Write out all the material exactly. Leave nothing out.
* START Items *
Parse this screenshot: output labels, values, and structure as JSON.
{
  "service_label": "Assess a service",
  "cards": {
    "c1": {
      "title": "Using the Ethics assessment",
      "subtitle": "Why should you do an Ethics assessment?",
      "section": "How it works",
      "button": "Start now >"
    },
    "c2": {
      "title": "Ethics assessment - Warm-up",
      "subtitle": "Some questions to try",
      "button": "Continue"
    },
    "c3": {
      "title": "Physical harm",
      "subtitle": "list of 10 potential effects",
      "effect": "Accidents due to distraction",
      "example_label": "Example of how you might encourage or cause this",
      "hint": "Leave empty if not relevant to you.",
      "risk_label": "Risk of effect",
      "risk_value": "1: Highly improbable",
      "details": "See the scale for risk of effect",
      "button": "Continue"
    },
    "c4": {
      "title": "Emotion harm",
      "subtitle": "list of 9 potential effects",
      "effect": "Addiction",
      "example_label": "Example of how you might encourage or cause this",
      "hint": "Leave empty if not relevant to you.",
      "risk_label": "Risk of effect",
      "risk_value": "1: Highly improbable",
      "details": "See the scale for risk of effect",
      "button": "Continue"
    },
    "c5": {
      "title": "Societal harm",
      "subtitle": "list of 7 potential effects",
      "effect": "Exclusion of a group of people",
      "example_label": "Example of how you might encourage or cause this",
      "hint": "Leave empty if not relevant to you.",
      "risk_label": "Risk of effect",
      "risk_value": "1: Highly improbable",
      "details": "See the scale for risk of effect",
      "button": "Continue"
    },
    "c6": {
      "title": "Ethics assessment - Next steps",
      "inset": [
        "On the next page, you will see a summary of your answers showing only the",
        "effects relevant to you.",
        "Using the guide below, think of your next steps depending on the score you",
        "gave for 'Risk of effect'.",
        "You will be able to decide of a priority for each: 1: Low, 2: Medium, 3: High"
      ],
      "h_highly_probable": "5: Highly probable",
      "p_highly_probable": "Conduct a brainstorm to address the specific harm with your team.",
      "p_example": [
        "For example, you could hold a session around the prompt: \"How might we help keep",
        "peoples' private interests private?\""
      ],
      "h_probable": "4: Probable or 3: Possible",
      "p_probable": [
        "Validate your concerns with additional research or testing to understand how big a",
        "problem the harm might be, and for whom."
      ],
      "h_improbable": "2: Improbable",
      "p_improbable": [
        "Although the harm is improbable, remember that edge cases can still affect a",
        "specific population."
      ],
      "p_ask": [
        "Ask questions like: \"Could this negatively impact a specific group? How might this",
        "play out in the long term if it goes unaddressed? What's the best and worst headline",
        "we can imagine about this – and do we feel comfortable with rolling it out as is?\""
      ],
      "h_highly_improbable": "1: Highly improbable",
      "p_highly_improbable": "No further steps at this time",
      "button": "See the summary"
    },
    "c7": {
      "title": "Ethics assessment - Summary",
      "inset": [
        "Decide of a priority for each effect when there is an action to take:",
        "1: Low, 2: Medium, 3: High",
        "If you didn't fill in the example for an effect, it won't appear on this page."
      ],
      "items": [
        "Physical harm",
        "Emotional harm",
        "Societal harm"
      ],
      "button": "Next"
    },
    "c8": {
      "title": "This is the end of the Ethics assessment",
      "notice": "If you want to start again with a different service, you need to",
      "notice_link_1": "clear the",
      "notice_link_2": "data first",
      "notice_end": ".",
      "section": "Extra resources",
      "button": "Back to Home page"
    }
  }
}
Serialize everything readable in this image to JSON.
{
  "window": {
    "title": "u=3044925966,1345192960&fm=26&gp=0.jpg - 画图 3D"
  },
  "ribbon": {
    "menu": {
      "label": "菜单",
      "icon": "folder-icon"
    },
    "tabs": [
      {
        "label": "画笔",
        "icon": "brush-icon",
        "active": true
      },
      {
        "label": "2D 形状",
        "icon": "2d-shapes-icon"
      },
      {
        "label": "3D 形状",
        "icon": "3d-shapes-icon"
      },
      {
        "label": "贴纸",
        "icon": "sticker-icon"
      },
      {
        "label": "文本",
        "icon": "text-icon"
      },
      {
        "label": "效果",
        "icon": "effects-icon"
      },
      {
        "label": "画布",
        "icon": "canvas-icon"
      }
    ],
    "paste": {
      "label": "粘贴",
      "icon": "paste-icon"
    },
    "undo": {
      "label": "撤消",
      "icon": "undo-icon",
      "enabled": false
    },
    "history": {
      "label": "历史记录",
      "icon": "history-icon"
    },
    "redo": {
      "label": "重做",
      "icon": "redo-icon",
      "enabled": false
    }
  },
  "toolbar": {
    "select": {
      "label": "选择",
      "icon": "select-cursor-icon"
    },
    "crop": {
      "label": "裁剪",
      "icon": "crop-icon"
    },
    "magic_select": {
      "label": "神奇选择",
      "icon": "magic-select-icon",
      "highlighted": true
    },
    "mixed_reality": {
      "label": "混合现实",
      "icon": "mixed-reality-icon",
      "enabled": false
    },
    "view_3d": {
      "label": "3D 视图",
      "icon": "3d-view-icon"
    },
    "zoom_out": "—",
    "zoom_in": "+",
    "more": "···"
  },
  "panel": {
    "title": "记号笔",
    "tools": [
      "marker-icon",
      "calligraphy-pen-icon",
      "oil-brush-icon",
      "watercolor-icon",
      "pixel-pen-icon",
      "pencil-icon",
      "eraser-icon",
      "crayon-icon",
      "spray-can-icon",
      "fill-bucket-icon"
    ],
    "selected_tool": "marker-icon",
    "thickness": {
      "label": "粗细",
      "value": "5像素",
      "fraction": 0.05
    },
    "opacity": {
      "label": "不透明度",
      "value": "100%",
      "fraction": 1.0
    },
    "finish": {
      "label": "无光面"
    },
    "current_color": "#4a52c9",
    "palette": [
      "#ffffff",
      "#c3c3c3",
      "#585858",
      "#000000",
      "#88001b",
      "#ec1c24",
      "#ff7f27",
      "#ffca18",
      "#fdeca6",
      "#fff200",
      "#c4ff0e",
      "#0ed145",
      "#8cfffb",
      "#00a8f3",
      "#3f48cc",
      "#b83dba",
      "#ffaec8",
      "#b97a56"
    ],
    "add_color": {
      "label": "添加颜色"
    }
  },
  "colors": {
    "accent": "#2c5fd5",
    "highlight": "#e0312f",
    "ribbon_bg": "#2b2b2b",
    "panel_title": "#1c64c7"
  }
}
* END Items *
Result for this exercise ->
Parse this screenshot: output labels, values, and structure as JSON.
{
  "service_label": "Assess a service",
  "cards": {
    "c1": {
      "title": "Using the Ethics assessment",
      "subtitle": "Why should you do an Ethics assessment?",
      "section": "How it works",
      "button": "Start now >"
    },
    "c2": {
      "title": "Ethics assessment - Warm-up",
      "subtitle": "Some questions to try",
      "button": "Continue"
    },
    "c3": {
      "title": "Physical harm",
      "subtitle": "list of 10 potential effects",
      "effect": "Accidents due to distraction",
      "example_label": "Example of how you might encourage or cause this",
      "hint": "Leave empty if not relevant to you.",
      "risk_label": "Risk of effect",
      "risk_value": "1: Highly improbable",
      "details": "See the scale for risk of effect",
      "button": "Continue"
    },
    "c4": {
      "title": "Emotion harm",
      "subtitle": "list of 9 potential effects",
      "effect": "Addiction",
      "example_label": "Example of how you might encourage or cause this",
      "hint": "Leave empty if not relevant to you.",
      "risk_label": "Risk of effect",
      "risk_value": "1: Highly improbable",
      "details": "See the scale for risk of effect",
      "button": "Continue"
    },
    "c5": {
      "title": "Societal harm",
      "subtitle": "list of 7 potential effects",
      "effect": "Exclusion of a group of people",
      "example_label": "Example of how you might encourage or cause this",
      "hint": "Leave empty if not relevant to you.",
      "risk_label": "Risk of effect",
      "risk_value": "1: Highly improbable",
      "details": "See the scale for risk of effect",
      "button": "Continue"
    },
    "c6": {
      "title": "Ethics assessment - Next steps",
      "inset": [
        "On the next page, you will see a summary of your answers showing only the",
        "effects relevant to you.",
        "Using the guide below, think of your next steps depending on the score you",
        "gave for 'Risk of effect'.",
        "You will be able to decide of a priority for each: 1: Low, 2: Medium, 3: High"
      ],
      "h_highly_probable": "5: Highly probable",
      "p_highly_probable": "Conduct a brainstorm to address the specific harm with your team.",
      "p_example": [
        "For example, you could hold a session around the prompt: \"How might we help keep",
        "peoples' private interests private?\""
      ],
      "h_probable": "4: Probable or 3: Possible",
      "p_probable": [
        "Validate your concerns with additional research or testing to understand how big a",
        "problem the harm might be, and for whom."
      ],
      "h_improbable": "2: Improbable",
      "p_improbable": [
        "Although the harm is improbable, remember that edge cases can still affect a",
        "specific population."
      ],
      "p_ask": [
        "Ask questions like: \"Could this negatively impact a specific group? How might this",
        "play out in the long term if it goes unaddressed? What's the best and worst headline",
        "we can imagine about this – and do we feel comfortable with rolling it out as is?\""
      ],
      "h_highly_improbable": "1: Highly improbable",
      "p_highly_improbable": "No further steps at this time",
      "button": "See the summary"
    },
    "c7": {
      "title": "Ethics assessment - Summary",
      "inset": [
        "Decide of a priority for each effect when there is an action to take:",
        "1: Low, 2: Medium, 3: High",
        "If you didn't fill in the example for an effect, it won't appear on this page."
      ],
      "items": [
        "Physical harm",
        "Emotional harm",
        "Societal harm"
      ],
      "button": "Next"
    },
    "c8": {
      "title": "This is the end of the Ethics assessment",
      "notice": "If you want to start again with a different service, you need to",
      "notice_link_1": "clear the",
      "notice_link_2": "data first",
      "notice_end": ".",
      "section": "Extra resources",
      "button": "Back to Home page"
    }
  }
}
Serialize everything readable in this image to JSON.
{
  "window": {
    "title": "u=3044925966,1345192960&fm=26&gp=0.jpg - 画图 3D"
  },
  "ribbon": {
    "menu": {
      "label": "菜单",
      "icon": "folder-icon"
    },
    "tabs": [
      {
        "label": "画笔",
        "icon": "brush-icon",
        "active": true
      },
      {
        "label": "2D 形状",
        "icon": "2d-shapes-icon"
      },
      {
        "label": "3D 形状",
        "icon": "3d-shapes-icon"
      },
      {
        "label": "贴纸",
        "icon": "sticker-icon"
      },
      {
        "label": "文本",
        "icon": "text-icon"
      },
      {
        "label": "效果",
        "icon": "effects-icon"
      },
      {
        "label": "画布",
        "icon": "canvas-icon"
      }
    ],
    "paste": {
      "label": "粘贴",
      "icon": "paste-icon"
    },
    "undo": {
      "label": "撤消",
      "icon": "undo-icon",
      "enabled": false
    },
    "history": {
      "label": "历史记录",
      "icon": "history-icon"
    },
    "redo": {
      "label": "重做",
      "icon": "redo-icon",
      "enabled": false
    }
  },
  "toolbar": {
    "select": {
      "label": "选择",
      "icon": "select-cursor-icon"
    },
    "crop": {
      "label": "裁剪",
      "icon": "crop-icon"
    },
    "magic_select": {
      "label": "神奇选择",
      "icon": "magic-select-icon",
      "highlighted": true
    },
    "mixed_reality": {
      "label": "混合现实",
      "icon": "mixed-reality-icon",
      "enabled": false
    },
    "view_3d": {
      "label": "3D 视图",
      "icon": "3d-view-icon"
    },
    "zoom_out": "—",
    "zoom_in": "+",
    "more": "···"
  },
  "panel": {
    "title": "记号笔",
    "tools": [
      "marker-icon",
      "calligraphy-pen-icon",
      "oil-brush-icon",
      "watercolor-icon",
      "pixel-pen-icon",
      "pencil-icon",
      "eraser-icon",
      "crayon-icon",
      "spray-can-icon",
      "fill-bucket-icon"
    ],
    "selected_tool": "marker-icon",
    "thickness": {
      "label": "粗细",
      "value": "5像素",
      "fraction": 0.05
    },
    "opacity": {
      "label": "不透明度",
      "value": "100%",
      "fraction": 1.0
    },
    "finish": {
      "label": "无光面"
    },
    "current_color": "#4a52c9",
    "palette": [
      "#ffffff",
      "#c3c3c3",
      "#585858",
      "#000000",
      "#88001b",
      "#ec1c24",
      "#ff7f27",
      "#ffca18",
      "#fdeca6",
      "#fff200",
      "#c4ff0e",
      "#0ed145",
      "#8cfffb",
      "#00a8f3",
      "#3f48cc",
      "#b83dba",
      "#ffaec8",
      "#b97a56"
    ],
    "add_color": {
      "label": "添加颜色"
    }
  },
  "colors": {
    "accent": "#2c5fd5",
    "highlight": "#e0312f",
    "ribbon_bg": "#2b2b2b",
    "panel_title": "#1c64c7"
  }
}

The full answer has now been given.